Dataset items:
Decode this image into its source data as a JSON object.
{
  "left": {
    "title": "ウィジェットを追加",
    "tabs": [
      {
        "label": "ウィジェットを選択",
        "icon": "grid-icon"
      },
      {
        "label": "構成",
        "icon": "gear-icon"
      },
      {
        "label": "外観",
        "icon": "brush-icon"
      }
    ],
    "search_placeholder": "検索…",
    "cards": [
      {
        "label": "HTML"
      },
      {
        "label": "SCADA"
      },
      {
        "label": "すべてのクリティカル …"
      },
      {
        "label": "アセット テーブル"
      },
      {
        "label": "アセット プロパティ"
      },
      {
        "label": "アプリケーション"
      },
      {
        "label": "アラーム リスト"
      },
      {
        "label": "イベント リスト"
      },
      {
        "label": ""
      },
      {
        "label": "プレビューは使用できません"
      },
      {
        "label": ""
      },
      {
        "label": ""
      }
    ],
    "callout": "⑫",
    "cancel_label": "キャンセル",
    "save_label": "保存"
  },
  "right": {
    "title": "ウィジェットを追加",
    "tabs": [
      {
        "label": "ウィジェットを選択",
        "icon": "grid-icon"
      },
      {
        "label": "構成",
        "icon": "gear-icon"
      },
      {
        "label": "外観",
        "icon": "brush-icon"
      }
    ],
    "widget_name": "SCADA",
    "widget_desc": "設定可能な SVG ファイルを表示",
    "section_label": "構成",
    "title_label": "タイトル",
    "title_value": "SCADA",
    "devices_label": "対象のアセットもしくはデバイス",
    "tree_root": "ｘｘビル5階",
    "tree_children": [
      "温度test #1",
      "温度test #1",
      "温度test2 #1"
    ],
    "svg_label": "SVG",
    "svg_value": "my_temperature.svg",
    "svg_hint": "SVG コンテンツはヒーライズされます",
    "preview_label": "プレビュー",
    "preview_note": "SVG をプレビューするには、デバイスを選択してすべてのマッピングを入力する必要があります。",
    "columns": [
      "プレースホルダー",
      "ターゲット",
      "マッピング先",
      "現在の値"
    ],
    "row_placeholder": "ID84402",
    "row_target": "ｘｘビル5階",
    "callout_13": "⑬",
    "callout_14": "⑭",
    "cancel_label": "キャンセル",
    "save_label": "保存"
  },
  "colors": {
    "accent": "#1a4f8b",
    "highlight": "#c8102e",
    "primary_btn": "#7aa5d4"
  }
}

THE EXERCISE |
Give all of the entries again, word for word.

WORKED ANSWER |
Decode this image into its source data as a JSON object.
{
  "left": {
    "title": "ウィジェットを追加",
    "tabs": [
      {
        "label": "ウィジェットを選択",
        "icon": "grid-icon"
      },
      {
        "label": "構成",
        "icon": "gear-icon"
      },
      {
        "label": "外観",
        "icon": "brush-icon"
      }
    ],
    "search_placeholder": "検索…",
    "cards": [
      {
        "label": "HTML"
      },
      {
        "label": "SCADA"
      },
      {
        "label": "すべてのクリティカル …"
      },
      {
        "label": "アセット テーブル"
      },
      {
        "label": "アセット プロパティ"
      },
      {
        "label": "アプリケーション"
      },
      {
        "label": "アラーム リスト"
      },
      {
        "label": "イベント リスト"
      },
      {
        "label": ""
      },
      {
        "label": "プレビューは使用できません"
      },
      {
        "label": ""
      },
      {
        "label": ""
      }
    ],
    "callout": "⑫",
    "cancel_label": "キャンセル",
    "save_label": "保存"
  },
  "right": {
    "title": "ウィジェットを追加",
    "tabs": [
      {
        "label": "ウィジェットを選択",
        "icon": "grid-icon"
      },
      {
        "label": "構成",
        "icon": "gear-icon"
      },
      {
        "label": "外観",
        "icon": "brush-icon"
      }
    ],
    "widget_name": "SCADA",
    "widget_desc": "設定可能な SVG ファイルを表示",
    "section_label": "構成",
    "title_label": "タイトル",
    "title_value": "SCADA",
    "devices_label": "対象のアセットもしくはデバイス",
    "tree_root": "ｘｘビル5階",
    "tree_children": [
      "温度test #1",
      "温度test #1",
      "温度test2 #1"
    ],
    "svg_label": "SVG",
    "svg_value": "my_temperature.svg",
    "svg_hint": "SVG コンテンツはヒーライズされます",
    "preview_label": "プレビュー",
    "preview_note": "SVG をプレビューするには、デバイスを選択してすべてのマッピングを入力する必要があります。",
    "columns": [
      "プレースホルダー",
      "ターゲット",
      "マッピング先",
      "現在の値"
    ],
    "row_placeholder": "ID84402",
    "row_target": "ｘｘビル5階",
    "callout_13": "⑬",
    "callout_14": "⑭",
    "cancel_label": "キャンセル",
    "save_label": "保存"
  },
  "colors": {
    "accent": "#1a4f8b",
    "highlight": "#c8102e",
    "primary_btn": "#7aa5d4"
  }
}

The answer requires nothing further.